BEGIN Data for processing

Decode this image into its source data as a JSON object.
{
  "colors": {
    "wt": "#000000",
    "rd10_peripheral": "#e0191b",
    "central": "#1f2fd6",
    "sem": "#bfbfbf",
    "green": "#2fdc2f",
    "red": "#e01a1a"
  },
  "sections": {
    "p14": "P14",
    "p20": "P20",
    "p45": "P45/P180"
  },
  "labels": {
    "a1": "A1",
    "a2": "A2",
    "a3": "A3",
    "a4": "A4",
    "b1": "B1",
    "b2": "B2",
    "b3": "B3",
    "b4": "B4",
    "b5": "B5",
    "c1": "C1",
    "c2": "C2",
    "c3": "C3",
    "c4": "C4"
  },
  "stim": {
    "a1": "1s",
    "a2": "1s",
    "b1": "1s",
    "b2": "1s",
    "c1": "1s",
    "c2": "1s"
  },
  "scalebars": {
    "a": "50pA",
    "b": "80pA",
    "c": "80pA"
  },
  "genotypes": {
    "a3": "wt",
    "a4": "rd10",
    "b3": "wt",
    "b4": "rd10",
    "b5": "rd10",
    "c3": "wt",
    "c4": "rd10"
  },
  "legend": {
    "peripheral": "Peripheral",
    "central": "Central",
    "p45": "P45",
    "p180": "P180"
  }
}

END Data for processing
BEGIN Data for processing

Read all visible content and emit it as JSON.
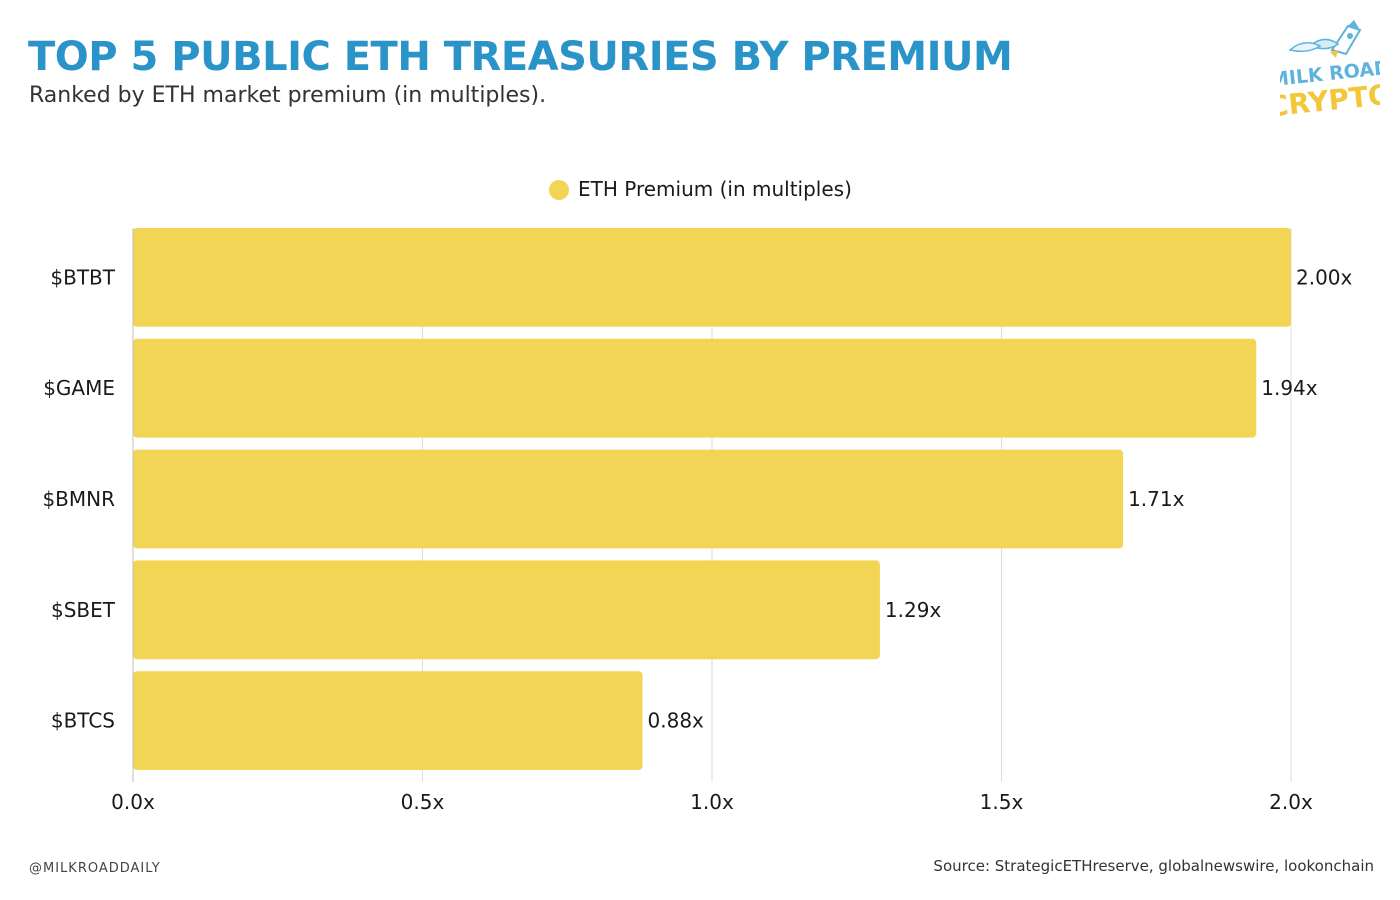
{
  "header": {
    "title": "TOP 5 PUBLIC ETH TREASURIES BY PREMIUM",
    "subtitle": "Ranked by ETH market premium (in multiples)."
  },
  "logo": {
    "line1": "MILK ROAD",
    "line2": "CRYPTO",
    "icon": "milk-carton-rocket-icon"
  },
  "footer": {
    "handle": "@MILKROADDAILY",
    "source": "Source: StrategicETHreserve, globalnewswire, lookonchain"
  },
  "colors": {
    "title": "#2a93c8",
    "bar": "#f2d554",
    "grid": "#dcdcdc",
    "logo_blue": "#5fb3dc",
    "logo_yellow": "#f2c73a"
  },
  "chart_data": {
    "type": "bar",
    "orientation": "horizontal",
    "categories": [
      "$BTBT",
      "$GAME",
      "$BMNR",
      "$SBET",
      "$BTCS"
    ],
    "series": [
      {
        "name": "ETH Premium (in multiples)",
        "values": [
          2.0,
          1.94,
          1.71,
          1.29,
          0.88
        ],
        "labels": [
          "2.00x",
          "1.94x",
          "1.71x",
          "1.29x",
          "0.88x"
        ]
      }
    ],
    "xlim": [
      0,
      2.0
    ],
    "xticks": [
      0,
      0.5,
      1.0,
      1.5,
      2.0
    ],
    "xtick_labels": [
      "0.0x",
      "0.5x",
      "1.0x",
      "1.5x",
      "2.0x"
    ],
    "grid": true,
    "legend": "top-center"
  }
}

END Data for processing

▸ Goal
What number of lines in the records contain the word "source"? Answer with that number alone.

▸ Finished task
2